▸ **The exercise**: Your task is to copy every line of this material exactly.
******
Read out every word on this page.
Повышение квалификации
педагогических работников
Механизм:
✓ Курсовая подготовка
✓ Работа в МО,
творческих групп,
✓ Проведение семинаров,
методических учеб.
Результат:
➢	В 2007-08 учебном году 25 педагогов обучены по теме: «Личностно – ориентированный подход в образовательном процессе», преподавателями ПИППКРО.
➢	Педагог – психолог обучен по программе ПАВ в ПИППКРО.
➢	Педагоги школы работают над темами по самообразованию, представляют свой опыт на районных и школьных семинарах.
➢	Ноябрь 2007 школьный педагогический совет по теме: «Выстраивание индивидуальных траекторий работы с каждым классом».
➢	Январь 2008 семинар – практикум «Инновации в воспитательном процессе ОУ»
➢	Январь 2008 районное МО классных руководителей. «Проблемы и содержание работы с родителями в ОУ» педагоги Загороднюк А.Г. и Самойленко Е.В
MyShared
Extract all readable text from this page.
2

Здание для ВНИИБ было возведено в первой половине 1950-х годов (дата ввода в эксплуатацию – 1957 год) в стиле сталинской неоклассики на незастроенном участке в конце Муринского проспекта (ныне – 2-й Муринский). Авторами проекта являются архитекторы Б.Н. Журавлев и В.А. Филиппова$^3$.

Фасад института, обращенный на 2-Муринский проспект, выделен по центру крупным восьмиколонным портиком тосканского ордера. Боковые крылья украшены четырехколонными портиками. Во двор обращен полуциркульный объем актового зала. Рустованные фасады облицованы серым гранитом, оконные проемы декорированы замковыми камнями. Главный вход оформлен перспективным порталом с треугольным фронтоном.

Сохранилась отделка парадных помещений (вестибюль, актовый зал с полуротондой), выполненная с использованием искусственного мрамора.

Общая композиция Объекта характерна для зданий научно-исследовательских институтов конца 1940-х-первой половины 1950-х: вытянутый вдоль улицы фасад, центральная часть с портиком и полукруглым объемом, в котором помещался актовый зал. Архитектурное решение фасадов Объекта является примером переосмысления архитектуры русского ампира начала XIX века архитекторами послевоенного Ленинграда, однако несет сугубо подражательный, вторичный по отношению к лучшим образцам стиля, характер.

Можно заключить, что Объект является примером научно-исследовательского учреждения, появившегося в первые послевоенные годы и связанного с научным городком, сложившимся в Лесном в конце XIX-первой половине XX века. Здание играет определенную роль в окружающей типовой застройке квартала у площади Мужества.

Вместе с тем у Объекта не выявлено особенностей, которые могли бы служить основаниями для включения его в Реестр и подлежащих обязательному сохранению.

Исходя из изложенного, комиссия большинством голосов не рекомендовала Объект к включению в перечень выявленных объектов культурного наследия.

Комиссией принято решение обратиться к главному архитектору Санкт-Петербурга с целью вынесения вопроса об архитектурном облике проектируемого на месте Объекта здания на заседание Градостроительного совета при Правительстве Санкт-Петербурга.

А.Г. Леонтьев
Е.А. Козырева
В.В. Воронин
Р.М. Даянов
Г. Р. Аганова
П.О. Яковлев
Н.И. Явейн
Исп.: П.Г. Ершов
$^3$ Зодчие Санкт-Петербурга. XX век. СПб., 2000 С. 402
******
▸ **Expected answer**:
Read out every word on this page.
Повышение квалификации
педагогических работников
Механизм:
✓ Курсовая подготовка
✓ Работа в МО,
творческих групп,
✓ Проведение семинаров,
методических учеб.
Результат:
➢	В 2007-08 учебном году 25 педагогов обучены по теме: «Личностно – ориентированный подход в образовательном процессе», преподавателями ПИППКРО.
➢	Педагог – психолог обучен по программе ПАВ в ПИППКРО.
➢	Педагоги школы работают над темами по самообразованию, представляют свой опыт на районных и школьных семинарах.
➢	Ноябрь 2007 школьный педагогический совет по теме: «Выстраивание индивидуальных траекторий работы с каждым классом».
➢	Январь 2008 семинар – практикум «Инновации в воспитательном процессе ОУ»
➢	Январь 2008 районное МО классных руководителей. «Проблемы и содержание работы с родителями в ОУ» педагоги Загороднюк А.Г. и Самойленко Е.В
MyShared
Extract all readable text from this page.
2

Здание для ВНИИБ было возведено в первой половине 1950-х годов (дата ввода в эксплуатацию – 1957 год) в стиле сталинской неоклассики на незастроенном участке в конце Муринского проспекта (ныне – 2-й Муринский). Авторами проекта являются архитекторы Б.Н. Журавлев и В.А. Филиппова$^3$.

Фасад института, обращенный на 2-Муринский проспект, выделен по центру крупным восьмиколонным портиком тосканского ордера. Боковые крылья украшены четырехколонными портиками. Во двор обращен полуциркульный объем актового зала. Рустованные фасады облицованы серым гранитом, оконные проемы декорированы замковыми камнями. Главный вход оформлен перспективным порталом с треугольным фронтоном.

Сохранилась отделка парадных помещений (вестибюль, актовый зал с полуротондой), выполненная с использованием искусственного мрамора.

Общая композиция Объекта характерна для зданий научно-исследовательских институтов конца 1940-х-первой половины 1950-х: вытянутый вдоль улицы фасад, центральная часть с портиком и полукруглым объемом, в котором помещался актовый зал. Архитектурное решение фасадов Объекта является примером переосмысления архитектуры русского ампира начала XIX века архитекторами послевоенного Ленинграда, однако несет сугубо подражательный, вторичный по отношению к лучшим образцам стиля, характер.

Можно заключить, что Объект является примером научно-исследовательского учреждения, появившегося в первые послевоенные годы и связанного с научным городком, сложившимся в Лесном в конце XIX-первой половине XX века. Здание играет определенную роль в окружающей типовой застройке квартала у площади Мужества.

Вместе с тем у Объекта не выявлено особенностей, которые могли бы служить основаниями для включения его в Реестр и подлежащих обязательному сохранению.

Исходя из изложенного, комиссия большинством голосов не рекомендовала Объект к включению в перечень выявленных объектов культурного наследия.

Комиссией принято решение обратиться к главному архитектору Санкт-Петербурга с целью вынесения вопроса об архитектурном облике проектируемого на месте Объекта здания на заседание Градостроительного совета при Правительстве Санкт-Петербурга.

А.Г. Леонтьев
Е.А. Козырева
В.В. Воронин
Р.М. Даянов
Г. Р. Аганова
П.О. Яковлев
Н.И. Явейн
Исп.: П.Г. Ершов
$^3$ Зодчие Санкт-Петербурга. XX век. СПб., 2000 С. 402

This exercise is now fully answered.